• _EXERCISE PROMPT_:
Write the data out again, character for character, with no images.

* BEGIN ENTRIES SUPPLIED *

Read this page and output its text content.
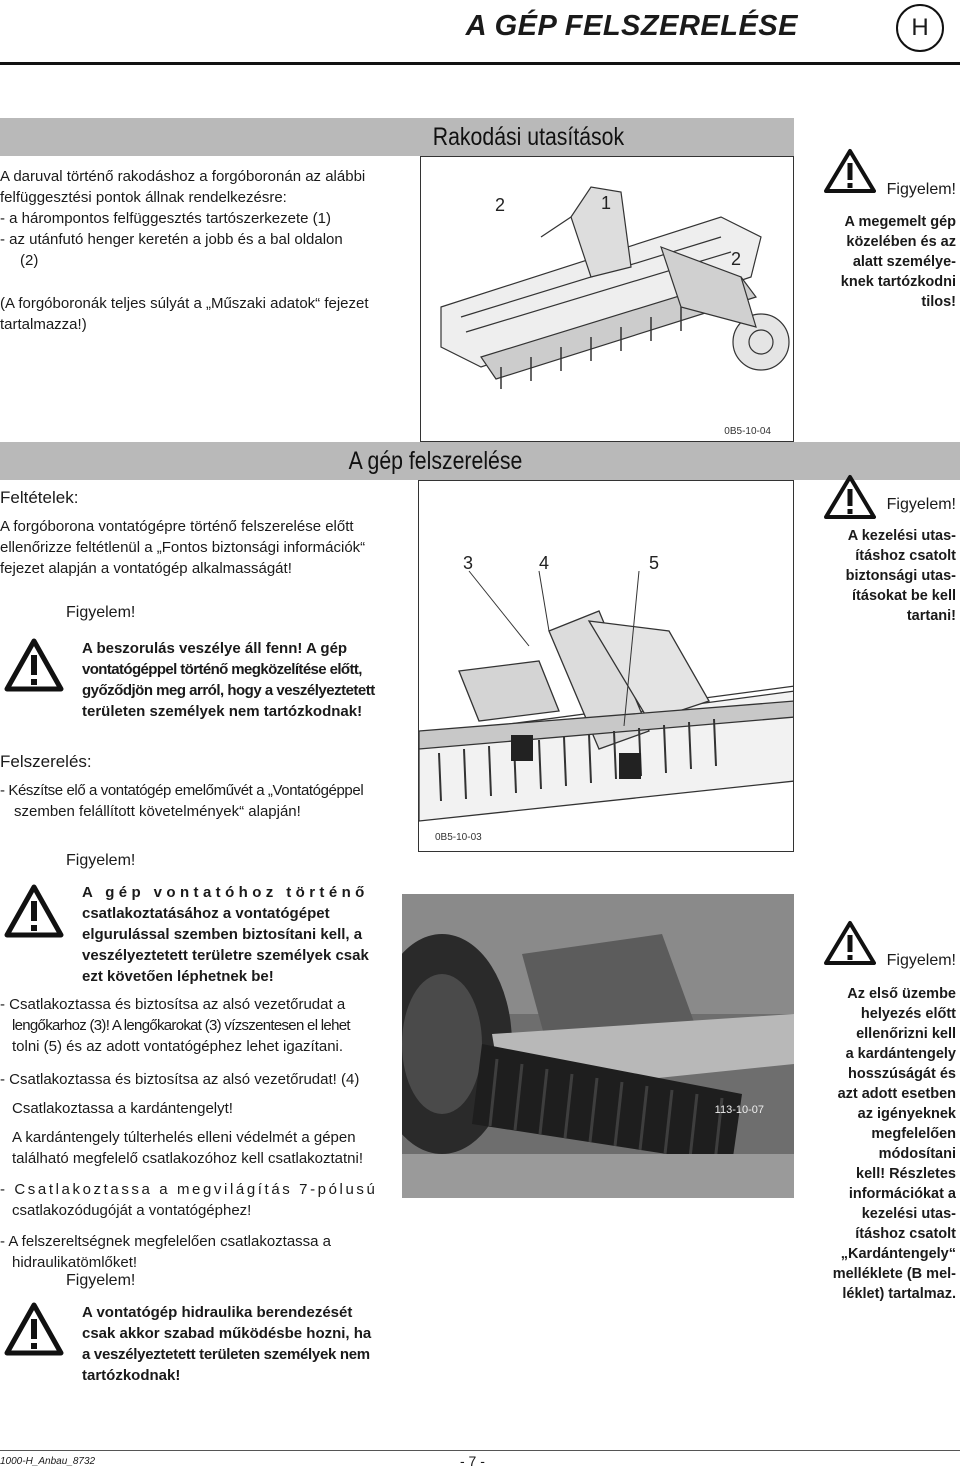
A GÉP FELSZERELÉSE	H
Rakodási utasítások
A daruval történő rakodáshoz a forgóboronán az alábbi
felfüggesztési pontok állnak rendelkezésre:
- a hárompontos felfüggesztés tartószerkezete (1)
- az utánfutó henger keretén a jobb és a bal oldalon
(2)
(A forgóboronák teljes súlyát a „Műszaki adatok“ fejezet
tartalmazza!)
2	1
2
0B5-10-04
Figyelem!
A megemelt gép
közelében és az
alatt személye-
knek tartózkodni
tilos!
A gép felszerelése
Feltételek:
A forgóborona vontatógépre történő felszerelése előtt
ellenőrizze feltétlenül a „Fontos biztonsági információk“
fejezet alapján a vontatógép alkalmasságát!
Figyelem!
A beszorulás veszélye áll fenn! A gép
vontatógéppel történő megközelítése előtt,
győződjön meg arról, hogy a veszélyeztetett
területen személyek nem tartózkodnak!
3	4	5
0B5-10-03
Figyelem!
A kezelési utas-
ításhoz csatolt
biztonsági utas-
ításokat be kell
tartani!
Felszerelés:
- Készítse elő a vontatógép emelőművét a „Vontatógéppel
szemben felállított követelmények“ alapján!
Figyelem!
A gép vontatóhoz történő
csatlakoztatásához a vontatógépet
elgurulással szemben biztosítani kell, a
veszélyeztetett területre személyek csak
ezt követően léphetnek be!
- Csatlakoztassa és biztosítsa az alsó vezetőrudat a
lengőkarhoz (3)! A lengőkarokat (3) vízszentesen el lehet
tolni (5) és az adott vontatógéphez lehet igazítani.
- Csatlakoztassa és biztosítsa az alsó vezetőrudat! (4)
Csatlakoztassa a kardántengelyt!
A kardántengely túlterhelés elleni védelmét a gépen
található megfelelő csatlakozóhoz kell csatlakoztatni!
- Csatlakoztassa a megvilágítás 7-pólusú
csatlakozódugóját a vontatógéphez!
- A felszereltségnek megfelelően csatlakoztassa a
hidraulikatömlőket!
Figyelem!
A vontatógép hidraulika berendezését
csak akkor szabad működésbe hozni, ha
a veszélyeztetett területen személyek nem
tartózkodnak!
113-10-07
Figyelem!
Az első üzembe
helyezés előtt
ellenőrizni kell
a kardántengely
hosszúságát és
azt adott esetben
az igényeknek
megfelelően
módosítani
kell! Részletes
információkat a
kezelési utas-
ításhoz csatolt
„Kardántengely“
melléklete (B mel-
léklet) tartalmaz.
1000-H_Anbau_8732	- 7 -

* END ENTRIES SUPPLIED *

• _COMPLETED EXERCISE_:
Read this page and output its text content.
A GÉP FELSZERELÉSE	H
Rakodási utasítások
A daruval történő rakodáshoz a forgóboronán az alábbi
felfüggesztési pontok állnak rendelkezésre:
- a hárompontos felfüggesztés tartószerkezete (1)
- az utánfutó henger keretén a jobb és a bal oldalon
(2)
(A forgóboronák teljes súlyát a „Műszaki adatok“ fejezet
tartalmazza!)
2	1
2
0B5-10-04
Figyelem!
A megemelt gép
közelében és az
alatt személye-
knek tartózkodni
tilos!
A gép felszerelése
Feltételek:
A forgóborona vontatógépre történő felszerelése előtt
ellenőrizze feltétlenül a „Fontos biztonsági információk“
fejezet alapján a vontatógép alkalmasságát!
Figyelem!
A beszorulás veszélye áll fenn! A gép
vontatógéppel történő megközelítése előtt,
győződjön meg arról, hogy a veszélyeztetett
területen személyek nem tartózkodnak!
3	4	5
0B5-10-03
Figyelem!
A kezelési utas-
ításhoz csatolt
biztonsági utas-
ításokat be kell
tartani!
Felszerelés:
- Készítse elő a vontatógép emelőművét a „Vontatógéppel
szemben felállított követelmények“ alapján!
Figyelem!
A gép vontatóhoz történő
csatlakoztatásához a vontatógépet
elgurulással szemben biztosítani kell, a
veszélyeztetett területre személyek csak
ezt követően léphetnek be!
- Csatlakoztassa és biztosítsa az alsó vezetőrudat a
lengőkarhoz (3)! A lengőkarokat (3) vízszentesen el lehet
tolni (5) és az adott vontatógéphez lehet igazítani.
- Csatlakoztassa és biztosítsa az alsó vezetőrudat! (4)
Csatlakoztassa a kardántengelyt!
A kardántengely túlterhelés elleni védelmét a gépen
található megfelelő csatlakozóhoz kell csatlakoztatni!
- Csatlakoztassa a megvilágítás 7-pólusú
csatlakozódugóját a vontatógéphez!
- A felszereltségnek megfelelően csatlakoztassa a
hidraulikatömlőket!
Figyelem!
A vontatógép hidraulika berendezését
csak akkor szabad működésbe hozni, ha
a veszélyeztetett területen személyek nem
tartózkodnak!
113-10-07
Figyelem!
Az első üzembe
helyezés előtt
ellenőrizni kell
a kardántengely
hosszúságát és
azt adott esetben
az igényeknek
megfelelően
módosítani
kell! Részletes
információkat a
kezelési utas-
ításhoz csatolt
„Kardántengely“
melléklete (B mel-
léklet) tartalmaz.
1000-H_Anbau_8732	- 7 -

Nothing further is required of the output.